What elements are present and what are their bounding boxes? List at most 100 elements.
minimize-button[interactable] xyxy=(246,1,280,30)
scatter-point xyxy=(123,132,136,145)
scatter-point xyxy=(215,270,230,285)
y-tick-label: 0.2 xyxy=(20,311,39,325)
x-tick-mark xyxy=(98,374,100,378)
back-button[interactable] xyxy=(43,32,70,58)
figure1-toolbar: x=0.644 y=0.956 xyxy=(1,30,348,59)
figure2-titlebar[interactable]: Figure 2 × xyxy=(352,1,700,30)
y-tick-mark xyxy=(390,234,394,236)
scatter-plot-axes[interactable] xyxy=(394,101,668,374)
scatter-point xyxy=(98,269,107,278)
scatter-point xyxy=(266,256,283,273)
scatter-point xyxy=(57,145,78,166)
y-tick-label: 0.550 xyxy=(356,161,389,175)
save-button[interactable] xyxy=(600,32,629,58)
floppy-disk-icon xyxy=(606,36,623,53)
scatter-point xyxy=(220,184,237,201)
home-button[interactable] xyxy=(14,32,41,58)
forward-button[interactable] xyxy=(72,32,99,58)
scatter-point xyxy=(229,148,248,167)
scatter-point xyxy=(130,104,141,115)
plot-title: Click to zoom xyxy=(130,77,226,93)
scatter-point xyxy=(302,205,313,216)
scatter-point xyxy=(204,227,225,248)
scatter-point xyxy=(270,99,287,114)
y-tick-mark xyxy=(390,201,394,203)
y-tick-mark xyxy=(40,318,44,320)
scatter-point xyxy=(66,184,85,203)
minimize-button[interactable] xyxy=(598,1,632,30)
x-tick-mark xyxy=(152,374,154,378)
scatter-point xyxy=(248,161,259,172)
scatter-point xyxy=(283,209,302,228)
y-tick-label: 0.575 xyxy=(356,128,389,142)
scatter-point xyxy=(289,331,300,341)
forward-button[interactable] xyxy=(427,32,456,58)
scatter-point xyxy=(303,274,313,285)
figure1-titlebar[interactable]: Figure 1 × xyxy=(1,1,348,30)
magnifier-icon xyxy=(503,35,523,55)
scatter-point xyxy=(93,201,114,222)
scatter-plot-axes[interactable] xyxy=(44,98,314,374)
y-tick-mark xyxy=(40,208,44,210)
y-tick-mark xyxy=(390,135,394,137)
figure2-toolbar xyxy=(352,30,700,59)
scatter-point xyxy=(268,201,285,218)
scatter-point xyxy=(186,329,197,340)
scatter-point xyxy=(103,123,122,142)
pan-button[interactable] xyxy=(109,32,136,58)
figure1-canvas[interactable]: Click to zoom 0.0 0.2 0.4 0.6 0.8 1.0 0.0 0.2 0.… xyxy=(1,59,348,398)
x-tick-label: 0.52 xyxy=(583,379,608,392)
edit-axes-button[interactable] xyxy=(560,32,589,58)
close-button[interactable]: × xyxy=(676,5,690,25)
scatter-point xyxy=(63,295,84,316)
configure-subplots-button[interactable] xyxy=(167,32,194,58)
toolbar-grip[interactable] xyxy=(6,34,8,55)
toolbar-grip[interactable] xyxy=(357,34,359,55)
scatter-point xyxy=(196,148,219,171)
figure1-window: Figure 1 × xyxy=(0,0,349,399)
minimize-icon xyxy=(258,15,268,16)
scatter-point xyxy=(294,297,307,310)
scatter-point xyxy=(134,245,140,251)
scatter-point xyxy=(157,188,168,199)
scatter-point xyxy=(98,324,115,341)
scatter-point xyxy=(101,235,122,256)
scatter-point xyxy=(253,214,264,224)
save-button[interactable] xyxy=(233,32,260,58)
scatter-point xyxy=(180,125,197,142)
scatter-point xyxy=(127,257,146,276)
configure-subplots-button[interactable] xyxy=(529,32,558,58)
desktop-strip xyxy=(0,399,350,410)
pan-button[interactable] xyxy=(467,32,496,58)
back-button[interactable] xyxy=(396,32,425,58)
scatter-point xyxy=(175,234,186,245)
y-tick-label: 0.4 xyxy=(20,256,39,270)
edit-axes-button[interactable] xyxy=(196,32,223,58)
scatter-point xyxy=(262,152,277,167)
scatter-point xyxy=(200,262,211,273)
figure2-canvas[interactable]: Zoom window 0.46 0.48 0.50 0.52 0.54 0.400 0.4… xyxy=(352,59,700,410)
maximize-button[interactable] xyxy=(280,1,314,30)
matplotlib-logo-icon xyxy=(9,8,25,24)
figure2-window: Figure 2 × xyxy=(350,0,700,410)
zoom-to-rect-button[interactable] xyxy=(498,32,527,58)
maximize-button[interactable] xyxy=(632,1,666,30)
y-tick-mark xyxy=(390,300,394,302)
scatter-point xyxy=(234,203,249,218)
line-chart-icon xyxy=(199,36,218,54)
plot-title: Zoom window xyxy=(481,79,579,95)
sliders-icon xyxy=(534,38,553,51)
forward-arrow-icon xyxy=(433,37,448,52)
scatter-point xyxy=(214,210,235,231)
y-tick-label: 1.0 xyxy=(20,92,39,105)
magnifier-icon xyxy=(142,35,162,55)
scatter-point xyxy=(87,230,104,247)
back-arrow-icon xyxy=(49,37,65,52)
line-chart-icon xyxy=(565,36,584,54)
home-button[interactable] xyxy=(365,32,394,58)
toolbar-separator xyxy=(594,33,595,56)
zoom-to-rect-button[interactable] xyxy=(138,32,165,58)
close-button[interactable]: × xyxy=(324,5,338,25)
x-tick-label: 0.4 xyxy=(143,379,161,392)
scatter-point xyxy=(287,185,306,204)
___
> STATED GOAL
Arrange each of the items above as a numbered list, leaving out any blank lines.

> ANSWER IN FULL
1. What elements are present and what are their bounding boxes? List at most 100 elements.
2. minimize-button[interactable] xyxy=(246,1,280,30)
3. scatter-point xyxy=(123,132,136,145)
4. scatter-point xyxy=(215,270,230,285)
5. y-tick-label: 0.2 xyxy=(20,311,39,325)
6. x-tick-mark xyxy=(98,374,100,378)
7. back-button[interactable] xyxy=(43,32,70,58)
8. figure1-toolbar: x=0.644 y=0.956 xyxy=(1,30,348,59)
9. figure2-titlebar[interactable]: Figure 2 × xyxy=(352,1,700,30)
10. y-tick-mark xyxy=(390,234,394,236)
11. scatter-plot-axes[interactable] xyxy=(394,101,668,374)
12. scatter-point xyxy=(98,269,107,278)
13. scatter-point xyxy=(266,256,283,273)
14. scatter-point xyxy=(57,145,78,166)
15. y-tick-label: 0.550 xyxy=(356,161,389,175)
16. save-button[interactable] xyxy=(600,32,629,58)
17. floppy-disk-icon xyxy=(606,36,623,53)
18. scatter-point xyxy=(220,184,237,201)
19. home-button[interactable] xyxy=(14,32,41,58)
20. forward-button[interactable] xyxy=(72,32,99,58)
21. scatter-point xyxy=(229,148,248,167)
22. scatter-point xyxy=(130,104,141,115)
23. plot-title: Click to zoom xyxy=(130,77,226,93)
24. scatter-point xyxy=(302,205,313,216)
25. scatter-point xyxy=(204,227,225,248)
26. scatter-point xyxy=(270,99,287,114)
27. y-tick-mark xyxy=(390,201,394,203)
28. y-tick-mark xyxy=(40,318,44,320)
29. scatter-point xyxy=(66,184,85,203)
30. minimize-button[interactable] xyxy=(598,1,632,30)
31. x-tick-mark xyxy=(152,374,154,378)
32. scatter-point xyxy=(248,161,259,172)
33. scatter-point xyxy=(283,209,302,228)
34. y-tick-label: 0.575 xyxy=(356,128,389,142)
35. scatter-point xyxy=(289,331,300,341)
36. forward-button[interactable] xyxy=(427,32,456,58)
37. scatter-point xyxy=(303,274,313,285)
38. figure1-titlebar[interactable]: Figure 1 × xyxy=(1,1,348,30)
39. magnifier-icon xyxy=(503,35,523,55)
40. scatter-point xyxy=(93,201,114,222)
41. scatter-plot-axes[interactable] xyxy=(44,98,314,374)
42. y-tick-mark xyxy=(40,208,44,210)
43. y-tick-mark xyxy=(390,135,394,137)
44. figure2-toolbar xyxy=(352,30,700,59)
45. scatter-point xyxy=(268,201,285,218)
46. scatter-point xyxy=(186,329,197,340)
47. scatter-point xyxy=(103,123,122,142)
48. pan-button[interactable] xyxy=(109,32,136,58)
49. figure1-canvas[interactable]: Click to zoom 0.0 0.2 0.4 0.6 0.8 1.0 0.0 0.2 0.… xyxy=(1,59,348,398)
50. x-tick-label: 0.52 xyxy=(583,379,608,392)
51. edit-axes-button[interactable] xyxy=(560,32,589,58)
52. close-button[interactable]: × xyxy=(676,5,690,25)
53. scatter-point xyxy=(63,295,84,316)
54. configure-subplots-button[interactable] xyxy=(167,32,194,58)
55. toolbar-grip[interactable] xyxy=(6,34,8,55)
56. toolbar-grip[interactable] xyxy=(357,34,359,55)
57. scatter-point xyxy=(196,148,219,171)
58. figure1-window: Figure 1 × xyxy=(0,0,349,399)
59. minimize-icon xyxy=(258,15,268,16)
60. scatter-point xyxy=(294,297,307,310)
61. scatter-point xyxy=(134,245,140,251)
62. scatter-point xyxy=(157,188,168,199)
63. scatter-point xyxy=(98,324,115,341)
64. scatter-point xyxy=(101,235,122,256)
65. scatter-point xyxy=(253,214,264,224)
66. save-button[interactable] xyxy=(233,32,260,58)
67. scatter-point xyxy=(180,125,197,142)
68. scatter-point xyxy=(127,257,146,276)
69. configure-subplots-button[interactable] xyxy=(529,32,558,58)
70. desktop-strip xyxy=(0,399,350,410)
71. pan-button[interactable] xyxy=(467,32,496,58)
72. back-button[interactable] xyxy=(396,32,425,58)
73. scatter-point xyxy=(175,234,186,245)
74. y-tick-label: 0.4 xyxy=(20,256,39,270)
75. edit-axes-button[interactable] xyxy=(196,32,223,58)
76. scatter-point xyxy=(262,152,277,167)
77. scatter-point xyxy=(200,262,211,273)
78. figure2-canvas[interactable]: Zoom window 0.46 0.48 0.50 0.52 0.54 0.400 0.4… xyxy=(352,59,700,410)
79. maximize-button[interactable] xyxy=(280,1,314,30)
80. matplotlib-logo-icon xyxy=(9,8,25,24)
81. figure2-window: Figure 2 × xyxy=(350,0,700,410)
82. zoom-to-rect-button[interactable] xyxy=(498,32,527,58)
83. maximize-button[interactable] xyxy=(632,1,666,30)
84. y-tick-mark xyxy=(390,300,394,302)
85. scatter-point xyxy=(234,203,249,218)
86. line-chart-icon xyxy=(199,36,218,54)
87. plot-title: Zoom window xyxy=(481,79,579,95)
88. sliders-icon xyxy=(534,38,553,51)
89. forward-arrow-icon xyxy=(433,37,448,52)
90. scatter-point xyxy=(214,210,235,231)
91. y-tick-label: 1.0 xyxy=(20,92,39,105)
92. magnifier-icon xyxy=(142,35,162,55)
93. scatter-point xyxy=(87,230,104,247)
94. back-arrow-icon xyxy=(49,37,65,52)
95. line-chart-icon xyxy=(565,36,584,54)
96. home-button[interactable] xyxy=(365,32,394,58)
97. toolbar-separator xyxy=(594,33,595,56)
98. zoom-to-rect-button[interactable] xyxy=(138,32,165,58)
99. close-button[interactable]: × xyxy=(324,5,338,25)
100. x-tick-label: 0.4 xyxy=(143,379,161,392)
101. scatter-point xyxy=(287,185,306,204)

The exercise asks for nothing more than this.